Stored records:
==============================
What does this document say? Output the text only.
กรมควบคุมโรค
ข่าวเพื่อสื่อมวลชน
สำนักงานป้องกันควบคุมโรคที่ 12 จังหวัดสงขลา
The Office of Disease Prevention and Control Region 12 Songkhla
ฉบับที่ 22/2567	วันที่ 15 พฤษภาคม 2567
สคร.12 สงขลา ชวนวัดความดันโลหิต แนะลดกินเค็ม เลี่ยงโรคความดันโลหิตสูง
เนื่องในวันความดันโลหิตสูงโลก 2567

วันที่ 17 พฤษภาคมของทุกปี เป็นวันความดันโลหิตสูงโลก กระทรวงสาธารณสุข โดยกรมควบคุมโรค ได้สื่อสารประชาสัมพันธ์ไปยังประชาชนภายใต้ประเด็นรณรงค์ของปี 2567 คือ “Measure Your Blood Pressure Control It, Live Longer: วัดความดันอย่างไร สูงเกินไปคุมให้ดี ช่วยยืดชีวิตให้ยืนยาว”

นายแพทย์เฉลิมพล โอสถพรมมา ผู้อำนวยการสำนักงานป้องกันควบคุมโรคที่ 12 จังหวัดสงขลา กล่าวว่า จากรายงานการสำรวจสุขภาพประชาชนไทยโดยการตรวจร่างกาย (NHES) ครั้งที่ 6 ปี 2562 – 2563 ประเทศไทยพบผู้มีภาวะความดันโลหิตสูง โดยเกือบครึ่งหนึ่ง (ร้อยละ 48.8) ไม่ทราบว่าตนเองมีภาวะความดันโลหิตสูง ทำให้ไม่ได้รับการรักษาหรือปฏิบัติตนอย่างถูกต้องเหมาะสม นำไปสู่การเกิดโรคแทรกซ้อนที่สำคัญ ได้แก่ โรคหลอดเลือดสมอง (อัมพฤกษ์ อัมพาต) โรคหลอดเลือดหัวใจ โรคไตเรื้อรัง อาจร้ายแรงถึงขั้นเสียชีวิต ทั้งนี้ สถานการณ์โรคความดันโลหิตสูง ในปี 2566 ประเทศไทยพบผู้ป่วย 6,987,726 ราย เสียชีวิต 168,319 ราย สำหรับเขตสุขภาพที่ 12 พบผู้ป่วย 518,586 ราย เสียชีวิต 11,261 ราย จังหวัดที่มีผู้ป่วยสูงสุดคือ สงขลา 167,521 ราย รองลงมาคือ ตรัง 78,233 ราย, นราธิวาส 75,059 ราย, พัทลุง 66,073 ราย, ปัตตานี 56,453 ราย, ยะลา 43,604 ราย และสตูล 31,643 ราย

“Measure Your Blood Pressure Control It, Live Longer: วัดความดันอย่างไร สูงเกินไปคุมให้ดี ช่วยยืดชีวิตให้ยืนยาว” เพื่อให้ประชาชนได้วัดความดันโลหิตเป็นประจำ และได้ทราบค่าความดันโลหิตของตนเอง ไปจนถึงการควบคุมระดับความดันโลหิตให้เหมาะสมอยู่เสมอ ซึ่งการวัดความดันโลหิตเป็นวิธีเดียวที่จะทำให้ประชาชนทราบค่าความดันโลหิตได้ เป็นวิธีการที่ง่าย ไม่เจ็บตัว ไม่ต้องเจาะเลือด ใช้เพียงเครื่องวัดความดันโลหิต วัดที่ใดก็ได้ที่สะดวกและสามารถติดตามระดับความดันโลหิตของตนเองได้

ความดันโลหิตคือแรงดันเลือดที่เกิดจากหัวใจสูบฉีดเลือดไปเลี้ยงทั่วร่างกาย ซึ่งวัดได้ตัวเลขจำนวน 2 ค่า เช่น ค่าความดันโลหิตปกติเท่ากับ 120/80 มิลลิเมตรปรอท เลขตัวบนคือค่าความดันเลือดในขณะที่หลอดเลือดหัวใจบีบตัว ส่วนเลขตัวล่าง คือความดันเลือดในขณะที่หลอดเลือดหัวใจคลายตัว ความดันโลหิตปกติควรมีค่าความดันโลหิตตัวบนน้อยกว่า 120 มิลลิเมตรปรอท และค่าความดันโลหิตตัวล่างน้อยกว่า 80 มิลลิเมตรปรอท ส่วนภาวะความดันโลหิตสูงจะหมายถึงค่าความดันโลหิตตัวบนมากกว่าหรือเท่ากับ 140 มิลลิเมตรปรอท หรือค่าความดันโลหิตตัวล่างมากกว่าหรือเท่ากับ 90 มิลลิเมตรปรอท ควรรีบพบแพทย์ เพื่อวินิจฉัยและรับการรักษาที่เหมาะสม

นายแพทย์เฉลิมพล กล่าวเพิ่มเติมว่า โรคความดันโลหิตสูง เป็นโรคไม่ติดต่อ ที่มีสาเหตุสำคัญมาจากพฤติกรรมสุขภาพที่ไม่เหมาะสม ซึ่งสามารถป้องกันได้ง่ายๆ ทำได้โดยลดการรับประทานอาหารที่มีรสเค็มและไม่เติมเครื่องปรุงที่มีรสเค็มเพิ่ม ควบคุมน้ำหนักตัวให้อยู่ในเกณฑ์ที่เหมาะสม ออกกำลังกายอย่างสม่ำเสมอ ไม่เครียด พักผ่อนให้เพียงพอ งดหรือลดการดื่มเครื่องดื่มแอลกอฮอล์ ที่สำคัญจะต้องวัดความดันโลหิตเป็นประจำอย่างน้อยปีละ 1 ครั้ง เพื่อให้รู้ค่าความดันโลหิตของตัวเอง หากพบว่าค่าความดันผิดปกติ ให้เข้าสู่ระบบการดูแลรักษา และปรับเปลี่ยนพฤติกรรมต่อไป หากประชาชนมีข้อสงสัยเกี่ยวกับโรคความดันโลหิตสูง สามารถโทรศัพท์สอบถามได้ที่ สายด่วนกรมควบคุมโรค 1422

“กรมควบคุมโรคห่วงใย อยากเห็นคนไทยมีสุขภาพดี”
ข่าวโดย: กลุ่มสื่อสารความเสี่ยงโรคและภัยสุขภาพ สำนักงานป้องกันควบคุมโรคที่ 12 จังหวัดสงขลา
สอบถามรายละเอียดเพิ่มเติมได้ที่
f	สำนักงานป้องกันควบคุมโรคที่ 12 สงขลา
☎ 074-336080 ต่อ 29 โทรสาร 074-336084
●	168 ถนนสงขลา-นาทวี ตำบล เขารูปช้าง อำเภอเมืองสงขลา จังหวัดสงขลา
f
==============================
• [Aim]: List the lines of the entries that include "Longer".

• [Result]:
วันที่ 17 พฤษภาคมของทุกปี เป็นวันความดันโลหิตสูงโลก กระทรวงสาธารณสุข โดยกรมควบคุมโรค ได้สื่อสารประชาสัมพันธ์ไปยังประชาชนภายใต้ประเด็นรณรงค์ของปี 2567 คือ “Measure Your Blood Pressure Control It, Live Longer: วัดความดันอย่างไร สูงเกินไปคุมให้ดี ช่วยยืดชีวิตให้ยืนยาว”
“Measure Your Blood Pressure Control It, Live Longer: วัดความดันอย่างไร สูงเกินไปคุมให้ดี ช่วยยืดชีวิตให้ยืนยาว” เพื่อให้ประชาชนได้วัดความดันโลหิตเป็นประจำ และได้ทราบค่าความดันโลหิตของตนเอง ไปจนถึงการควบคุมระดับความดันโลหิตให้เหมาะสมอยู่เสมอ ซึ่งการวัดความดันโลหิตเป็นวิธีเดียวที่จะทำให้ประชาชนทราบค่าความดันโลหิตได้ เป็นวิธีการที่ง่าย ไม่เจ็บตัว ไม่ต้องเจาะเลือด ใช้เพียงเครื่องวัดความดันโลหิต วัดที่ใดก็ได้ที่สะดวกและสามารถติดตามระดับความดันโลหิตของตนเองได้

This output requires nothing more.